Copy each line of the data below with the word "JSON".
___ MATERIAL SUPPLIED
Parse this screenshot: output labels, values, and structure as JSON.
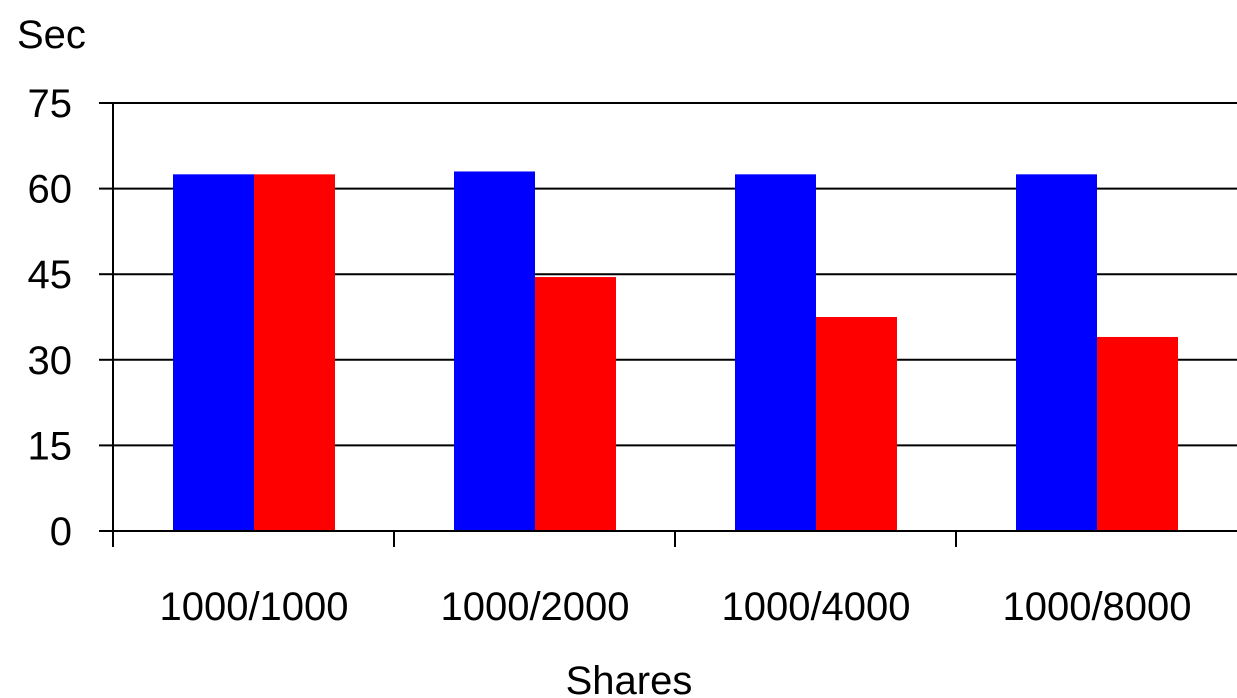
{
  "chart_data": {
    "type": "bar",
    "title": "",
    "xlabel": "Shares",
    "ylabel": "Sec",
    "categories": [
      "1000/1000",
      "1000/2000",
      "1000/4000",
      "1000/8000"
    ],
    "series": [
      {
        "color": "#0000ff",
        "values": [
          62.5,
          63,
          62.5,
          62.5
        ]
      },
      {
        "color": "#ff0000",
        "values": [
          62.5,
          44.5,
          37.5,
          34
        ]
      }
    ],
    "ylim": [
      0,
      75
    ],
    "yticks": [
      "0",
      "15",
      "30",
      "45",
      "60",
      "75"
    ],
    "grid": true,
    "legend": "none"
  }
}
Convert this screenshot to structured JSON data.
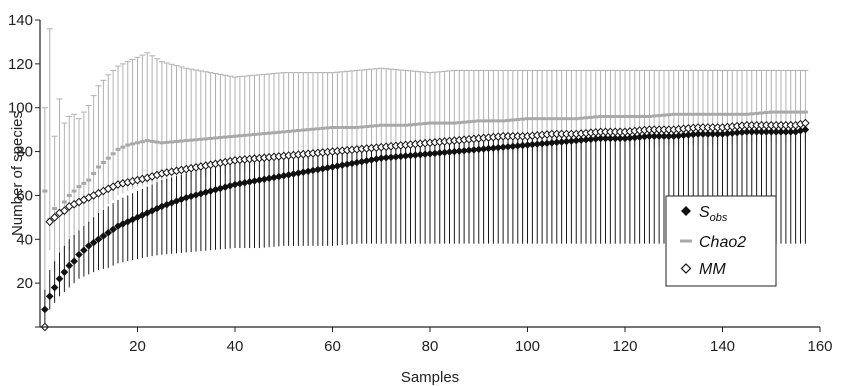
{
  "chart_data": {
    "type": "scatter",
    "title": "",
    "xlabel": "Samples",
    "ylabel": "Number of species",
    "xlim": [
      0,
      160
    ],
    "ylim": [
      0,
      140
    ],
    "xticks": [
      20,
      40,
      60,
      80,
      100,
      120,
      140,
      160
    ],
    "yticks": [
      20,
      40,
      60,
      80,
      100,
      120,
      140
    ],
    "grid": false,
    "legend_position": "right",
    "x": [
      1,
      2,
      3,
      4,
      5,
      6,
      7,
      8,
      10,
      12,
      14,
      16,
      18,
      20,
      22,
      25,
      30,
      35,
      40,
      45,
      50,
      55,
      60,
      65,
      70,
      75,
      80,
      85,
      90,
      95,
      100,
      105,
      110,
      115,
      120,
      125,
      130,
      135,
      140,
      145,
      150,
      155,
      157
    ],
    "series": [
      {
        "name": "Sobs",
        "marker": "filled-diamond",
        "color": "#111111",
        "values": [
          8,
          14,
          18,
          22,
          25,
          28,
          30,
          33,
          37,
          40,
          43,
          46,
          48,
          50,
          52,
          55,
          59,
          62,
          65,
          67,
          69,
          71,
          73,
          75,
          77,
          78,
          79,
          80,
          81,
          82,
          83,
          84,
          85,
          86,
          86,
          87,
          87,
          88,
          88,
          89,
          89,
          89,
          90
        ],
        "error_lower": [
          1,
          8,
          11,
          14,
          16,
          18,
          20,
          22,
          24,
          26,
          27,
          29,
          30,
          31,
          32,
          33,
          34,
          35,
          36,
          36,
          37,
          37,
          37,
          38,
          38,
          38,
          38,
          38,
          38,
          38,
          38,
          38,
          38,
          38,
          38,
          38,
          38,
          38,
          38,
          38,
          38,
          38,
          38
        ],
        "error_upper": [
          17,
          26,
          30,
          34,
          37,
          40,
          42,
          44,
          48,
          52,
          55,
          58,
          60,
          62,
          64,
          67,
          70,
          73,
          75,
          77,
          79,
          80,
          81,
          82,
          83,
          84,
          85,
          86,
          86,
          87,
          87,
          87,
          88,
          88,
          88,
          89,
          89,
          89,
          89,
          89,
          89,
          89,
          89
        ]
      },
      {
        "name": "Chao2",
        "marker": "gray-dash",
        "color": "#a8a8a8",
        "values": [
          62,
          49,
          54,
          52,
          57,
          60,
          62,
          64,
          67,
          73,
          77,
          81,
          83,
          84,
          85,
          84,
          85,
          86,
          87,
          88,
          89,
          90,
          91,
          91,
          92,
          92,
          93,
          93,
          94,
          94,
          95,
          95,
          95,
          96,
          96,
          96,
          97,
          97,
          97,
          97,
          98,
          98,
          98
        ],
        "error_lower": [
          8,
          35,
          25,
          21,
          29,
          35,
          40,
          43,
          47,
          52,
          56,
          60,
          62,
          64,
          65,
          66,
          67,
          69,
          70,
          71,
          72,
          73,
          74,
          75,
          76,
          77,
          77,
          78,
          79,
          79,
          80,
          80,
          81,
          81,
          82,
          82,
          83,
          83,
          83,
          84,
          84,
          84,
          84
        ],
        "error_upper": [
          100,
          136,
          87,
          104,
          93,
          96,
          97,
          95,
          101,
          110,
          115,
          119,
          121,
          123,
          125,
          121,
          118,
          116,
          114,
          115,
          116,
          116,
          116,
          117,
          118,
          117,
          116,
          117,
          117,
          117,
          117,
          117,
          117,
          117,
          117,
          117,
          117,
          117,
          117,
          117,
          117,
          117,
          117
        ]
      },
      {
        "name": "MM",
        "marker": "open-diamond",
        "color": "#111111",
        "values": [
          0,
          48,
          50,
          52,
          53,
          55,
          56,
          57,
          59,
          61,
          63,
          65,
          66,
          67,
          68,
          70,
          72,
          74,
          76,
          77,
          78,
          79,
          80,
          81,
          82,
          83,
          84,
          85,
          86,
          87,
          87,
          88,
          88,
          89,
          89,
          90,
          90,
          91,
          91,
          92,
          92,
          92,
          93
        ]
      }
    ]
  },
  "legend": {
    "items": [
      {
        "label_main": "S",
        "label_sub": "obs"
      },
      {
        "label_main": "Chao2",
        "label_sub": ""
      },
      {
        "label_main": "MM",
        "label_sub": ""
      }
    ]
  }
}
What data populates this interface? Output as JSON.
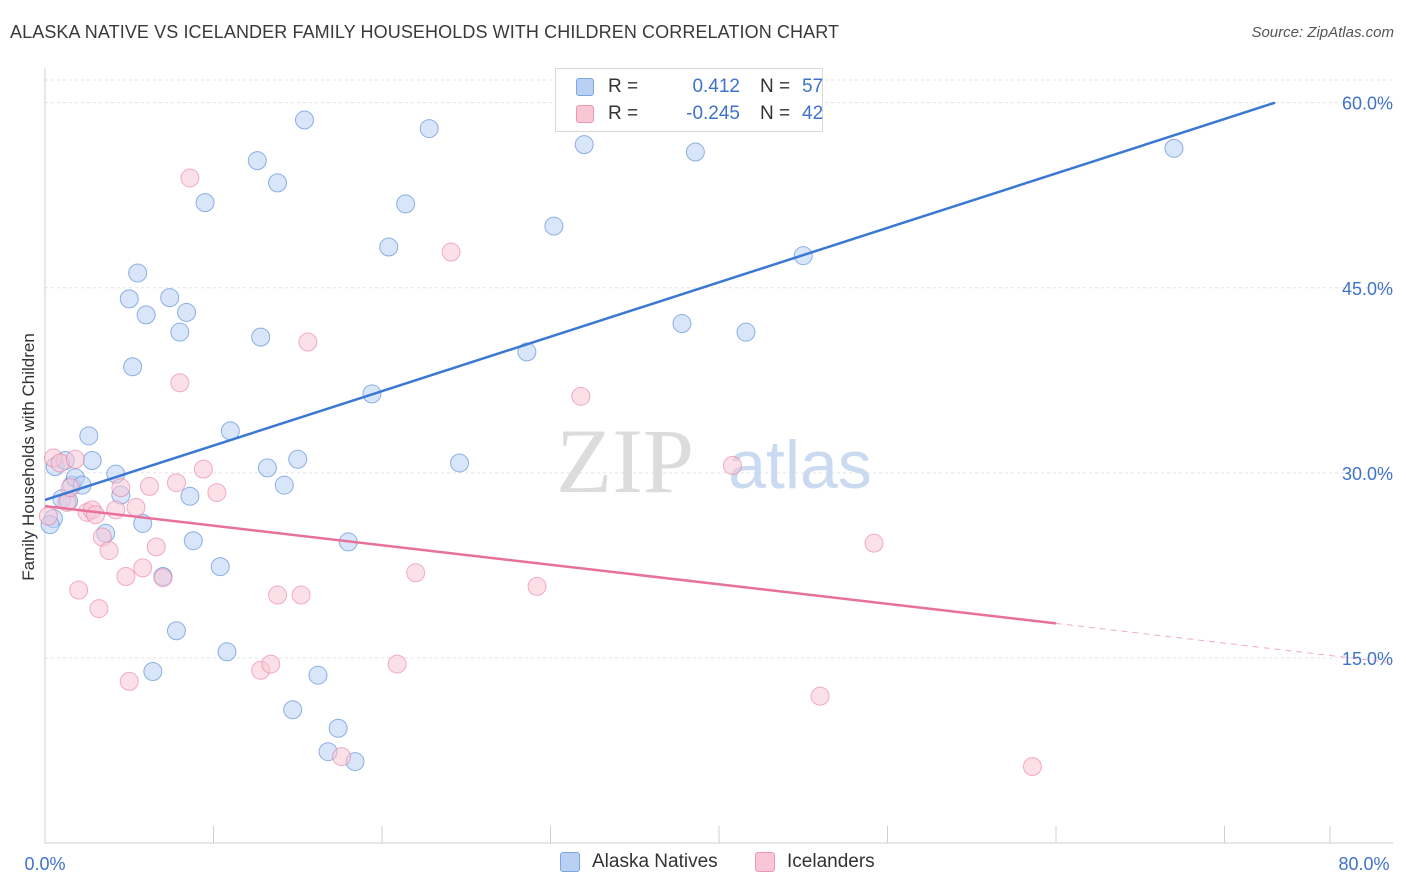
{
  "header": {
    "title": "ALASKA NATIVE VS ICELANDER FAMILY HOUSEHOLDS WITH CHILDREN CORRELATION CHART",
    "source": "Source: ZipAtlas.com"
  },
  "watermark": {
    "zip": "ZIP",
    "atlas": "atlas"
  },
  "legend": {
    "r_label": "R =",
    "n_label": "N =",
    "series": [
      {
        "name": "Alaska Natives",
        "r": "0.412",
        "n": "57",
        "color": "#3a78d4"
      },
      {
        "name": "Icelanders",
        "r": "-0.245",
        "n": "42",
        "color": "#e8719b"
      }
    ]
  },
  "chart_data": {
    "type": "scatter",
    "title": "ALASKA NATIVE VS ICELANDER FAMILY HOUSEHOLDS WITH CHILDREN CORRELATION CHART",
    "xlabel": "",
    "ylabel": "Family Households with Children",
    "xlim": [
      0,
      80
    ],
    "ylim": [
      0,
      62
    ],
    "x_tick_labels": [
      "0.0%",
      "80.0%"
    ],
    "y_ticks": [
      15,
      30,
      45,
      60
    ],
    "y_tick_labels": [
      "15.0%",
      "30.0%",
      "45.0%",
      "60.0%"
    ],
    "grid": true,
    "series": [
      {
        "name": "Alaska Natives",
        "color": "#3a78d4",
        "fill": "#b9d0f3",
        "points": [
          [
            0.5,
            26.3
          ],
          [
            0.3,
            25.8
          ],
          [
            0.6,
            30.5
          ],
          [
            1,
            27.9
          ],
          [
            1.2,
            31.0
          ],
          [
            1.6,
            29.0
          ],
          [
            1.8,
            29.6
          ],
          [
            2.2,
            29.0
          ],
          [
            2.6,
            33.0
          ],
          [
            2.8,
            31.0
          ],
          [
            3.6,
            25.1
          ],
          [
            4.2,
            29.9
          ],
          [
            4.5,
            28.2
          ],
          [
            5.0,
            44.1
          ],
          [
            5.2,
            38.6
          ],
          [
            5.5,
            46.2
          ],
          [
            5.8,
            25.9
          ],
          [
            6.0,
            42.8
          ],
          [
            6.4,
            13.9
          ],
          [
            7.0,
            21.6
          ],
          [
            7.4,
            44.2
          ],
          [
            7.8,
            17.2
          ],
          [
            8.0,
            41.4
          ],
          [
            8.4,
            43.0
          ],
          [
            8.6,
            28.1
          ],
          [
            8.8,
            24.5
          ],
          [
            9.5,
            51.9
          ],
          [
            10.4,
            22.4
          ],
          [
            10.8,
            15.5
          ],
          [
            11.0,
            33.4
          ],
          [
            12.6,
            55.3
          ],
          [
            12.8,
            41.0
          ],
          [
            13.2,
            30.4
          ],
          [
            13.8,
            53.5
          ],
          [
            14.2,
            29.0
          ],
          [
            14.7,
            10.8
          ],
          [
            15.0,
            31.1
          ],
          [
            15.4,
            58.6
          ],
          [
            16.2,
            13.6
          ],
          [
            16.8,
            7.4
          ],
          [
            17.4,
            9.3
          ],
          [
            18.0,
            24.4
          ],
          [
            18.4,
            6.6
          ],
          [
            19.4,
            36.4
          ],
          [
            20.4,
            48.3
          ],
          [
            21.4,
            51.8
          ],
          [
            22.8,
            57.9
          ],
          [
            24.6,
            30.8
          ],
          [
            28.6,
            39.8
          ],
          [
            30.2,
            50.0
          ],
          [
            32.0,
            56.6
          ],
          [
            37.8,
            42.1
          ],
          [
            38.6,
            56.0
          ],
          [
            41.6,
            41.4
          ],
          [
            45.0,
            47.6
          ],
          [
            67.0,
            56.3
          ],
          [
            1.4,
            27.7
          ]
        ]
      },
      {
        "name": "Icelanders",
        "color": "#e8719b",
        "fill": "#f8c6d5",
        "points": [
          [
            0.2,
            26.5
          ],
          [
            0.5,
            31.2
          ],
          [
            0.9,
            30.8
          ],
          [
            1.3,
            27.6
          ],
          [
            1.5,
            28.8
          ],
          [
            1.8,
            31.1
          ],
          [
            2.0,
            20.5
          ],
          [
            2.5,
            26.8
          ],
          [
            2.8,
            27.0
          ],
          [
            3.0,
            26.6
          ],
          [
            3.2,
            19.0
          ],
          [
            3.4,
            24.8
          ],
          [
            3.8,
            23.7
          ],
          [
            4.2,
            27.0
          ],
          [
            4.5,
            28.8
          ],
          [
            4.8,
            21.6
          ],
          [
            5.0,
            13.1
          ],
          [
            5.4,
            27.2
          ],
          [
            5.8,
            22.3
          ],
          [
            6.2,
            28.9
          ],
          [
            6.6,
            24.0
          ],
          [
            7.0,
            21.5
          ],
          [
            7.8,
            29.2
          ],
          [
            8.0,
            37.3
          ],
          [
            8.6,
            53.9
          ],
          [
            9.4,
            30.3
          ],
          [
            10.2,
            28.4
          ],
          [
            12.8,
            14.0
          ],
          [
            13.4,
            14.5
          ],
          [
            13.8,
            20.1
          ],
          [
            15.2,
            20.1
          ],
          [
            15.6,
            40.6
          ],
          [
            17.6,
            7.0
          ],
          [
            20.9,
            14.5
          ],
          [
            22.0,
            21.9
          ],
          [
            24.1,
            47.9
          ],
          [
            29.2,
            20.8
          ],
          [
            31.8,
            36.2
          ],
          [
            40.8,
            30.6
          ],
          [
            46.0,
            11.9
          ],
          [
            49.2,
            24.3
          ],
          [
            58.6,
            6.2
          ]
        ]
      }
    ],
    "trendlines": [
      {
        "series": "Alaska Natives",
        "from": [
          0,
          27.8
        ],
        "to": [
          73,
          60.0
        ],
        "style": "solid"
      },
      {
        "series": "Icelanders",
        "from": [
          0,
          27.3
        ],
        "to": [
          60,
          17.8
        ],
        "style": "solid"
      },
      {
        "series": "Icelanders",
        "from": [
          60,
          17.8
        ],
        "to": [
          80,
          14.6
        ],
        "style": "dashed"
      }
    ]
  }
}
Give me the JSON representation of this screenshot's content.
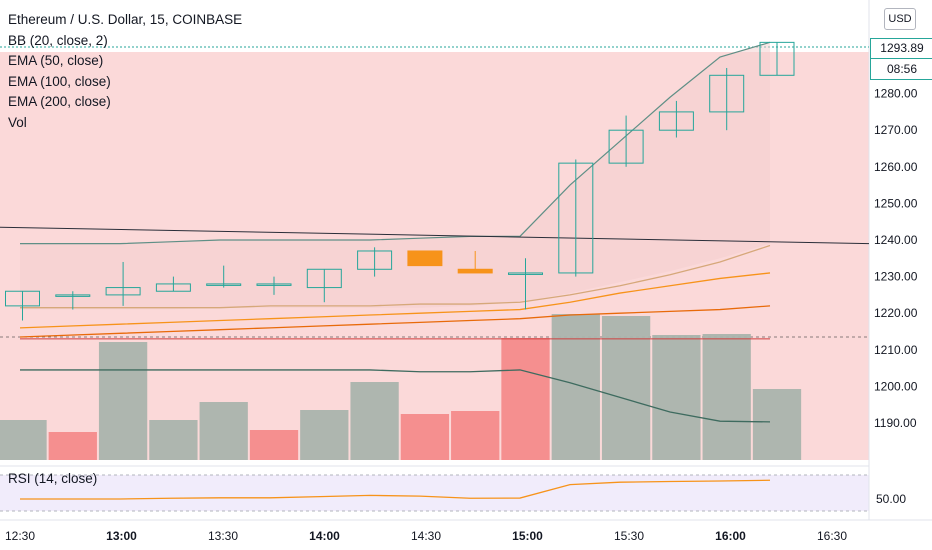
______
ANSWER FOR THIS EXERCISE:
Parse this screenshot: output labels, values, and structure as JSON.
Convert this screenshot to structured JSON data.
What data populates this interface? Output as JSON.
Give me the JSON representation of this screenshot's content.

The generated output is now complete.